[Task requirements]:
Reproduce the listing word for word, starting at its first line and ending at the line that contains "square-d4[interactable] [289, 383, 382, 476]", with both of those lines included.
==*==
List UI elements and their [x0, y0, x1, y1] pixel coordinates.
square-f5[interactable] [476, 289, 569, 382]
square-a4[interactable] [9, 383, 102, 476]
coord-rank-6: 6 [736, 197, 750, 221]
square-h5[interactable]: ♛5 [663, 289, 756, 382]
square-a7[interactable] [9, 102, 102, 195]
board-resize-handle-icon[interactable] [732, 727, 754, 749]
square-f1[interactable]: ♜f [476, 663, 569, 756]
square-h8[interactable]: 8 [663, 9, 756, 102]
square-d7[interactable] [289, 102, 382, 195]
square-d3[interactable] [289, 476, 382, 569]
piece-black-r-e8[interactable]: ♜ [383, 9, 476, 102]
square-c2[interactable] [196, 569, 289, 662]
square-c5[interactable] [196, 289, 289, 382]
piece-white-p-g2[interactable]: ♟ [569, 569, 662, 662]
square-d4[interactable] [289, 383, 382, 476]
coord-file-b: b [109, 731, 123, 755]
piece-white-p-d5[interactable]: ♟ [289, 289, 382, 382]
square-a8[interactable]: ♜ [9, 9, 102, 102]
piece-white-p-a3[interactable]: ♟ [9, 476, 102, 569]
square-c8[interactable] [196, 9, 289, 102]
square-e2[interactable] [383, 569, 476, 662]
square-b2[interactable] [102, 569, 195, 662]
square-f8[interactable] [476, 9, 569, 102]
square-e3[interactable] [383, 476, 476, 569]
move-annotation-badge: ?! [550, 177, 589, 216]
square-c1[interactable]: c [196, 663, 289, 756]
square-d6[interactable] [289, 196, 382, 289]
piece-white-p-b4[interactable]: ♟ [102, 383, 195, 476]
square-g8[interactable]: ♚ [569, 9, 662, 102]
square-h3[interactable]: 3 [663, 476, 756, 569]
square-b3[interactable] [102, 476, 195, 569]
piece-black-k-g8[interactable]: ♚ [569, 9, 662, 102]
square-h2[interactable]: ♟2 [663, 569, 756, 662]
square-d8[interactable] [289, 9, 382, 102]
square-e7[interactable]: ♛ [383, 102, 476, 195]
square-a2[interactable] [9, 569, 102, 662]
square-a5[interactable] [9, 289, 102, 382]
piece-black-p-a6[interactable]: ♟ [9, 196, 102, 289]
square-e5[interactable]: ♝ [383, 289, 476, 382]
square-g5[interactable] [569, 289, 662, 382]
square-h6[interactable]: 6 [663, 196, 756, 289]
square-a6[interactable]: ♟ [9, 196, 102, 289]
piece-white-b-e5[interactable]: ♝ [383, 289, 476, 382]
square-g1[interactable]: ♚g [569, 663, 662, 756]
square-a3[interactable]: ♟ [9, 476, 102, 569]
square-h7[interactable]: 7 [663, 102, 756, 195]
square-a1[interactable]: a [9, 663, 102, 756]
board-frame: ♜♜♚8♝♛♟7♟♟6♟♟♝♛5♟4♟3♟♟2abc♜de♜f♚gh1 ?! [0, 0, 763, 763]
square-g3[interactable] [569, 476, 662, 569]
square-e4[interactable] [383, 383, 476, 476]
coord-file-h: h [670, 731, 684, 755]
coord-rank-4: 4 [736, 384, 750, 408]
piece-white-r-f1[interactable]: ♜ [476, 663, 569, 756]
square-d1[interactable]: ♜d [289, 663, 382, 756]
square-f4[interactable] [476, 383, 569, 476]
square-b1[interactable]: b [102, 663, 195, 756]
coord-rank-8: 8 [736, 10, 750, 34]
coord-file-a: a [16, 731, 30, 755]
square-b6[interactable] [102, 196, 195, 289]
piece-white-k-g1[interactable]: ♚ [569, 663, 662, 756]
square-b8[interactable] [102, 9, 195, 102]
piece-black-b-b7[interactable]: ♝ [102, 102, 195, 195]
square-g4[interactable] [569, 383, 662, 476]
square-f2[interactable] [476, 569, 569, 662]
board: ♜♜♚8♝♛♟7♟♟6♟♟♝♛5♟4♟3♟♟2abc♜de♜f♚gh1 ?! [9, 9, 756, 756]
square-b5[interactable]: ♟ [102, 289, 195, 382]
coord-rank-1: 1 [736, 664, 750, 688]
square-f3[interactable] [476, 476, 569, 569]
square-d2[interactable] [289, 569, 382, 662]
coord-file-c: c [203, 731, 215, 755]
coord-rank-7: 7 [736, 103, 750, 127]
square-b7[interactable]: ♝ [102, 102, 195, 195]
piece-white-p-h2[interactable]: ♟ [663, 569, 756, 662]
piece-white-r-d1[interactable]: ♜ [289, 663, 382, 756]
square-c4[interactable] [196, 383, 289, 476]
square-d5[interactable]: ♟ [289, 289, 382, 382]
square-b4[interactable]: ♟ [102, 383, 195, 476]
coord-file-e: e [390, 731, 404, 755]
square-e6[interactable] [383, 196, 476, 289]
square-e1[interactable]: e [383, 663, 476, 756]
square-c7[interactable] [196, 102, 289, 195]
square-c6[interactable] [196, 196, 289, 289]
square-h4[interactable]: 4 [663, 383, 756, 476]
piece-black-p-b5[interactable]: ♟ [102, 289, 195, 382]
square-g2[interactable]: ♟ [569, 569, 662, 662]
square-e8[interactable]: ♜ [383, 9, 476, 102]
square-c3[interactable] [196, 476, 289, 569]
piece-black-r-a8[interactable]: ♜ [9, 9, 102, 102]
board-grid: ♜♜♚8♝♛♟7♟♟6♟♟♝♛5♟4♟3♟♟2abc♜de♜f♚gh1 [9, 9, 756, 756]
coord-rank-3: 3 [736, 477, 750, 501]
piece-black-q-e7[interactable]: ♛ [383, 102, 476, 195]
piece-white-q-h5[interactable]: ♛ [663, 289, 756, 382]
==*==
[Response for this exercise]:
List UI elements and their [x0, y0, x1, y1] pixel coordinates.
square-f5[interactable] [476, 289, 569, 382]
square-a4[interactable] [9, 383, 102, 476]
coord-rank-6: 6 [736, 197, 750, 221]
square-h5[interactable]: ♛5 [663, 289, 756, 382]
square-a7[interactable] [9, 102, 102, 195]
board-resize-handle-icon[interactable] [732, 727, 754, 749]
square-f1[interactable]: ♜f [476, 663, 569, 756]
square-h8[interactable]: 8 [663, 9, 756, 102]
square-d7[interactable] [289, 102, 382, 195]
square-d3[interactable] [289, 476, 382, 569]
piece-black-r-e8[interactable]: ♜ [383, 9, 476, 102]
square-c2[interactable] [196, 569, 289, 662]
square-c5[interactable] [196, 289, 289, 382]
piece-white-p-g2[interactable]: ♟ [569, 569, 662, 662]
square-d4[interactable] [289, 383, 382, 476]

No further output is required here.